Every line of the data must be copied exactly.

Records:
-- START --

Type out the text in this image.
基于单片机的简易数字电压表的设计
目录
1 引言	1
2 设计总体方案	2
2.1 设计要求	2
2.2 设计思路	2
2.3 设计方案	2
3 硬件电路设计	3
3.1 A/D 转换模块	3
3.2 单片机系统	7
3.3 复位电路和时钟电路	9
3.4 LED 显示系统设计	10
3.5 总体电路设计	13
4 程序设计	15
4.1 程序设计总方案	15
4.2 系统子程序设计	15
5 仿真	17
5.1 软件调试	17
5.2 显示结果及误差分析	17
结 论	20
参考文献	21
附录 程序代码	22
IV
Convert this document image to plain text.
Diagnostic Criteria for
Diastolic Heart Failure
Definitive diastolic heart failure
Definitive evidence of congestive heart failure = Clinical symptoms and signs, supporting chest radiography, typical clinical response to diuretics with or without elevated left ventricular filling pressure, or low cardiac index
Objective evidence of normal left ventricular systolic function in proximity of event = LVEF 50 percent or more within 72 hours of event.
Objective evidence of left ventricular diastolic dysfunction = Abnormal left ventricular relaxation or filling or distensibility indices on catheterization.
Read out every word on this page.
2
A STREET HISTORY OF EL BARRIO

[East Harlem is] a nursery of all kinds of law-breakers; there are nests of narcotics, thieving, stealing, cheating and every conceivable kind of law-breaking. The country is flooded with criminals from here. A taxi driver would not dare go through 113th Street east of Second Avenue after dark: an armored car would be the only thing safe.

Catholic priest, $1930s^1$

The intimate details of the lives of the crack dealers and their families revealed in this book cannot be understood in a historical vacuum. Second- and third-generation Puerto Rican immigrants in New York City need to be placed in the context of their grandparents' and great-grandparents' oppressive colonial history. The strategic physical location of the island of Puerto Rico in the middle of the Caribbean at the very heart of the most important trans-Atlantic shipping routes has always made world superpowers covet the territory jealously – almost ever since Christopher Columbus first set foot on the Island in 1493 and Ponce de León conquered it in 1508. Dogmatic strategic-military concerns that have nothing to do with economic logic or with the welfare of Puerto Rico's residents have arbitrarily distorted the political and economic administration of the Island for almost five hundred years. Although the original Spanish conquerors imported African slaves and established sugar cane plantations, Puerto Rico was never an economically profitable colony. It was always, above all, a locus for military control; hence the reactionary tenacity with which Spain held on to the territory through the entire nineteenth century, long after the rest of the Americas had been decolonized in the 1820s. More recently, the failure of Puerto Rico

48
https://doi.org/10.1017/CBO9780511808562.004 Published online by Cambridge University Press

-- END --

Result for this exercise:
Type out the text in this image.
基于单片机的简易数字电压表的设计
目录
1 引言	1
2 设计总体方案	2
2.1 设计要求	2
2.2 设计思路	2
2.3 设计方案	2
3 硬件电路设计	3
3.1 A/D 转换模块	3
3.2 单片机系统	7
3.3 复位电路和时钟电路	9
3.4 LED 显示系统设计	10
3.5 总体电路设计	13
4 程序设计	15
4.1 程序设计总方案	15
4.2 系统子程序设计	15
5 仿真	17
5.1 软件调试	17
5.2 显示结果及误差分析	17
结 论	20
参考文献	21
附录 程序代码	22
IV
Convert this document image to plain text.
Diagnostic Criteria for
Diastolic Heart Failure
Definitive diastolic heart failure
Definitive evidence of congestive heart failure = Clinical symptoms and signs, supporting chest radiography, typical clinical response to diuretics with or without elevated left ventricular filling pressure, or low cardiac index
Objective evidence of normal left ventricular systolic function in proximity of event = LVEF 50 percent or more within 72 hours of event.
Objective evidence of left ventricular diastolic dysfunction = Abnormal left ventricular relaxation or filling or distensibility indices on catheterization.
Read out every word on this page.
2
A STREET HISTORY OF EL BARRIO

[East Harlem is] a nursery of all kinds of law-breakers; there are nests of narcotics, thieving, stealing, cheating and every conceivable kind of law-breaking. The country is flooded with criminals from here. A taxi driver would not dare go through 113th Street east of Second Avenue after dark: an armored car would be the only thing safe.

Catholic priest, $1930s^1$

The intimate details of the lives of the crack dealers and their families revealed in this book cannot be understood in a historical vacuum. Second- and third-generation Puerto Rican immigrants in New York City need to be placed in the context of their grandparents' and great-grandparents' oppressive colonial history. The strategic physical location of the island of Puerto Rico in the middle of the Caribbean at the very heart of the most important trans-Atlantic shipping routes has always made world superpowers covet the territory jealously – almost ever since Christopher Columbus first set foot on the Island in 1493 and Ponce de León conquered it in 1508. Dogmatic strategic-military concerns that have nothing to do with economic logic or with the welfare of Puerto Rico's residents have arbitrarily distorted the political and economic administration of the Island for almost five hundred years. Although the original Spanish conquerors imported African slaves and established sugar cane plantations, Puerto Rico was never an economically profitable colony. It was always, above all, a locus for military control; hence the reactionary tenacity with which Spain held on to the territory through the entire nineteenth century, long after the rest of the Americas had been decolonized in the 1820s. More recently, the failure of Puerto Rico

48
https://doi.org/10.1017/CBO9780511808562.004 Published online by Cambridge University Press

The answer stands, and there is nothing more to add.